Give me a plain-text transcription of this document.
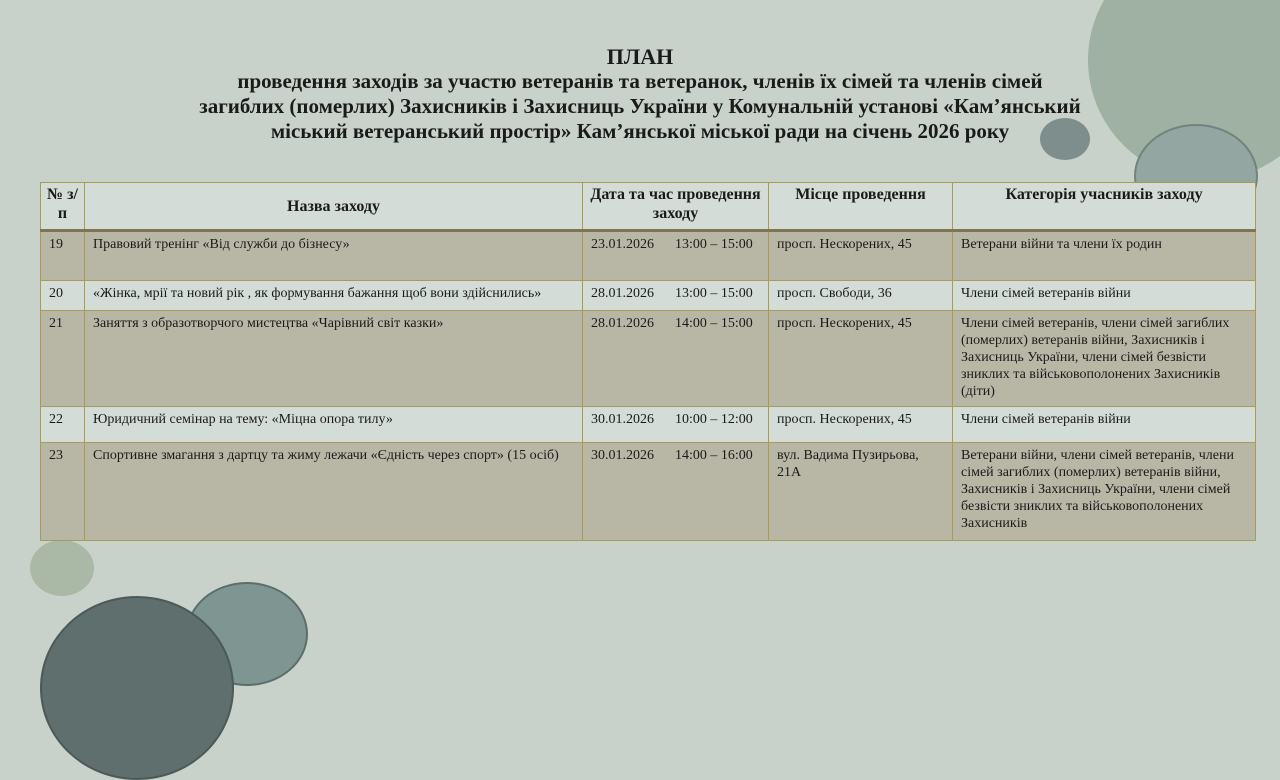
ПЛАН
проведення заходів за участю ветеранів та ветеранок, членів їх сімей та членів сімей
загиблих (померлих) Захисників і Захисниць України у Комунальній установі «Кам’янський
міський ветеранський простір» Кам’янської міської ради на січень 2026 року
№ з/п	Назва заходу	Дата та час проведення заходу	Місце проведення	Категорія учасників заходу
19	Правовий тренінг «Від служби до бізнесу»	23.01.2026 13:00 – 15:00	просп. Нескорених, 45	Ветерани війни та члени їх родин
20	«Жінка, мрії та новий рік , як формування бажання щоб вони здійснились»	28.01.2026 13:00 – 15:00	просп. Свободи, 36	Члени сімей ветеранів війни
21	Заняття з образотворчого мистецтва «Чарівний світ казки»	28.01.2026 14:00 – 15:00	просп. Нескорених, 45	Члени сімей ветеранів, члени сімей загиблих (померлих) ветеранів війни, Захисників і Захисниць України, члени сімей безвісти зниклих та військовополонених Захисників (діти)
22	Юридичний семінар на тему: «Міцна опора тилу»	30.01.2026 10:00 – 12:00	просп. Нескорених, 45	Члени сімей ветеранів війни
23	Спортивне змагання з дартцу та жиму лежачи «Єдність через спорт» (15 осіб)	30.01.2026 14:00 – 16:00	вул. Вадима Пузирьова, 21А	Ветерани війни, члени сімей ветеранів, члени сімей загиблих (померлих) ветеранів війни, Захисників і Захисниць України, члени сімей безвісти зниклих та військовополонених Захисників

## WHAT THIS TASK INVOLVES
The pictures in the entries should be left out; output everything else exactly.

## COMPLETE OUTPUT
Give me a plain-text transcription of this document.
ПЛАН
проведення заходів за участю ветеранів та ветеранок, членів їх сімей та членів сімей
загиблих (померлих) Захисників і Захисниць України у Комунальній установі «Кам’янський
міський ветеранський простір» Кам’янської міської ради на січень 2026 року
№ з/п	Назва заходу	Дата та час проведення заходу	Місце проведення	Категорія учасників заходу
19	Правовий тренінг «Від служби до бізнесу»	23.01.2026 13:00 – 15:00	просп. Нескорених, 45	Ветерани війни та члени їх родин
20	«Жінка, мрії та новий рік , як формування бажання щоб вони здійснились»	28.01.2026 13:00 – 15:00	просп. Свободи, 36	Члени сімей ветеранів війни
21	Заняття з образотворчого мистецтва «Чарівний світ казки»	28.01.2026 14:00 – 15:00	просп. Нескорених, 45	Члени сімей ветеранів, члени сімей загиблих (померлих) ветеранів війни, Захисників і Захисниць України, члени сімей безвісти зниклих та військовополонених Захисників (діти)
22	Юридичний семінар на тему: «Міцна опора тилу»	30.01.2026 10:00 – 12:00	просп. Нескорених, 45	Члени сімей ветеранів війни
23	Спортивне змагання з дартцу та жиму лежачи «Єдність через спорт» (15 осіб)	30.01.2026 14:00 – 16:00	вул. Вадима Пузирьова, 21А	Ветерани війни, члени сімей ветеранів, члени сімей загиблих (померлих) ветеранів війни, Захисників і Захисниць України, члени сімей безвісти зниклих та військовополонених Захисників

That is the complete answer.